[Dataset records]
────────────────────────────────────────

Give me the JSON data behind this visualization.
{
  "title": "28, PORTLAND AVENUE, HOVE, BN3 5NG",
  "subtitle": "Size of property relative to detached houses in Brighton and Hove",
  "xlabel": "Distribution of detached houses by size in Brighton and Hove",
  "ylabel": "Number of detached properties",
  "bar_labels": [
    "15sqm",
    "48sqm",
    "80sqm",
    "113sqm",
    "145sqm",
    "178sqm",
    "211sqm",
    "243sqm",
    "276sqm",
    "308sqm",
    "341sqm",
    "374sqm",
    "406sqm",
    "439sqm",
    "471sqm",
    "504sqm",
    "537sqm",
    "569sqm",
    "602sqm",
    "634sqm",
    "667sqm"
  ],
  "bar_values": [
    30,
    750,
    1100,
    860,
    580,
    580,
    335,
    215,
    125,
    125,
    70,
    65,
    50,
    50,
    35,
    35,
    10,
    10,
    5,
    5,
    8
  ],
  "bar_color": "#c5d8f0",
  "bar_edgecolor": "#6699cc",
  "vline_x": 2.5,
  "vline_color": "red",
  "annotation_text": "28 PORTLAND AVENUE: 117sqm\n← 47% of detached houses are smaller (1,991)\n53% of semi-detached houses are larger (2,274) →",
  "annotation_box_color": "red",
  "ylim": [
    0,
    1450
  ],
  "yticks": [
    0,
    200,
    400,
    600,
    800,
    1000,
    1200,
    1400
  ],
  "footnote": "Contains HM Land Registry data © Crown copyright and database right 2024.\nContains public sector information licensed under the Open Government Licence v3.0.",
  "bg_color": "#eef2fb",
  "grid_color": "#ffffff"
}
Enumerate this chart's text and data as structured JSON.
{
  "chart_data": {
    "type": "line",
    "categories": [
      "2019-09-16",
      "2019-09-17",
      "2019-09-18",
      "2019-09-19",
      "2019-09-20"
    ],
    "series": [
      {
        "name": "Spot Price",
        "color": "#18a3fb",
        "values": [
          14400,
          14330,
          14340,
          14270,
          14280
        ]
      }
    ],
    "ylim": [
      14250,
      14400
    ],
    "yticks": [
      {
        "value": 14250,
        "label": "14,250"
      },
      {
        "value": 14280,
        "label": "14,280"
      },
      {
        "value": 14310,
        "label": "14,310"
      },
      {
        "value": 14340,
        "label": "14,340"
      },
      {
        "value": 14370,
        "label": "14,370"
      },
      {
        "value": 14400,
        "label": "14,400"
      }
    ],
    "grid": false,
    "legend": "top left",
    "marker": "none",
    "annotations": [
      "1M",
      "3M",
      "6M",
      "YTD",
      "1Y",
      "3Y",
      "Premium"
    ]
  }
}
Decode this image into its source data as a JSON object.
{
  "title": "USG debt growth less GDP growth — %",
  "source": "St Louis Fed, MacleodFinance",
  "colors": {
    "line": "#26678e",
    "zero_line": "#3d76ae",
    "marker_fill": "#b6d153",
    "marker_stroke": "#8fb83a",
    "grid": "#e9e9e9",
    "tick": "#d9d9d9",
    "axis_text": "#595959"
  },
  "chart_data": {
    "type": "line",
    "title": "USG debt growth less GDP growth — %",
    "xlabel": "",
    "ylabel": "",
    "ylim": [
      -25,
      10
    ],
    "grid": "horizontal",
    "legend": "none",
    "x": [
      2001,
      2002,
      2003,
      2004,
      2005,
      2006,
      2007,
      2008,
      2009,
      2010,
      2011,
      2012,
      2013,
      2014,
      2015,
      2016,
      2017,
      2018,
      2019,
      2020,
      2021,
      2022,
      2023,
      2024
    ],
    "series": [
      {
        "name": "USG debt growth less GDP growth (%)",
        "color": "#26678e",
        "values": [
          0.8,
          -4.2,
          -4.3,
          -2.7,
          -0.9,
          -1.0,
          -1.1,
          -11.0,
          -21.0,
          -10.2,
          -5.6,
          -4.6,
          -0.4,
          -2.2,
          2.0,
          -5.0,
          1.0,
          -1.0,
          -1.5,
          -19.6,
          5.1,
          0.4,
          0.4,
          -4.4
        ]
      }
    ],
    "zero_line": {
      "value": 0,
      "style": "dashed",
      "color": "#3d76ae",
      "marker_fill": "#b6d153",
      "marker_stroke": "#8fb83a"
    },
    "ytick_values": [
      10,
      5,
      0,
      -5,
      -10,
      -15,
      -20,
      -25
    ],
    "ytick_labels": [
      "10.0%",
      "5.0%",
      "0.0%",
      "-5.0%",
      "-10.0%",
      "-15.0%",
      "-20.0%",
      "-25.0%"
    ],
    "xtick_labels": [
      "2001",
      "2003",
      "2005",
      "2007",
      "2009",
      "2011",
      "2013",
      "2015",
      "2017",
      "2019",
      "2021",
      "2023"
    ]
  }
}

────────────────────────────────────────

▶ EXERCISE DETAILS
Determine how many lines in the records contain "less", and reply with the number only.

▶ EXERCISE ANSWER
3